Work to complete: Go through the material and write it all out exactly, minus the pictures.

#### Provided records

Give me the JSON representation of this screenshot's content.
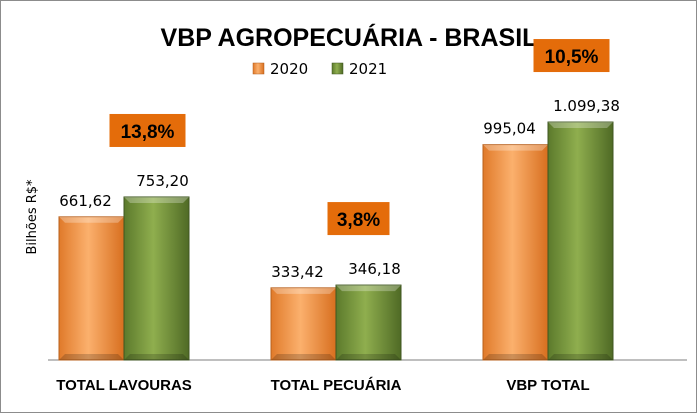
{
  "colors": {
    "series_2020": "#f79646",
    "series_2021": "#76923c",
    "badge": "#e46c0a",
    "axis": "#7f7f7f"
  },
  "chart_data": {
    "type": "bar",
    "title": "VBP AGROPECUÁRIA - BRASIL",
    "ylabel": "Bilhões R$*",
    "xlabel": "",
    "categories": [
      "TOTAL LAVOURAS",
      "TOTAL PECUÁRIA",
      "VBP TOTAL"
    ],
    "series": [
      {
        "name": "2020",
        "values": [
          661.62,
          333.42,
          995.04
        ],
        "labels": [
          "661,62",
          "333,42",
          "995,04"
        ]
      },
      {
        "name": "2021",
        "values": [
          753.2,
          346.18,
          1099.38
        ],
        "labels": [
          "753,20",
          "346,18",
          "1.099,38"
        ]
      }
    ],
    "growth_labels": [
      "13,8%",
      "3,8%",
      "10,5%"
    ],
    "legend": "top",
    "grid": false,
    "ylim": [
      0,
      1520
    ]
  }
}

########

Result:
Give me the JSON representation of this screenshot's content.
{
  "colors": {
    "series_2020": "#f79646",
    "series_2021": "#76923c",
    "badge": "#e46c0a",
    "axis": "#7f7f7f"
  },
  "chart_data": {
    "type": "bar",
    "title": "VBP AGROPECUÁRIA - BRASIL",
    "ylabel": "Bilhões R$*",
    "xlabel": "",
    "categories": [
      "TOTAL LAVOURAS",
      "TOTAL PECUÁRIA",
      "VBP TOTAL"
    ],
    "series": [
      {
        "name": "2020",
        "values": [
          661.62,
          333.42,
          995.04
        ],
        "labels": [
          "661,62",
          "333,42",
          "995,04"
        ]
      },
      {
        "name": "2021",
        "values": [
          753.2,
          346.18,
          1099.38
        ],
        "labels": [
          "753,20",
          "346,18",
          "1.099,38"
        ]
      }
    ],
    "growth_labels": [
      "13,8%",
      "3,8%",
      "10,5%"
    ],
    "legend": "top",
    "grid": false,
    "ylim": [
      0,
      1520
    ]
  }
}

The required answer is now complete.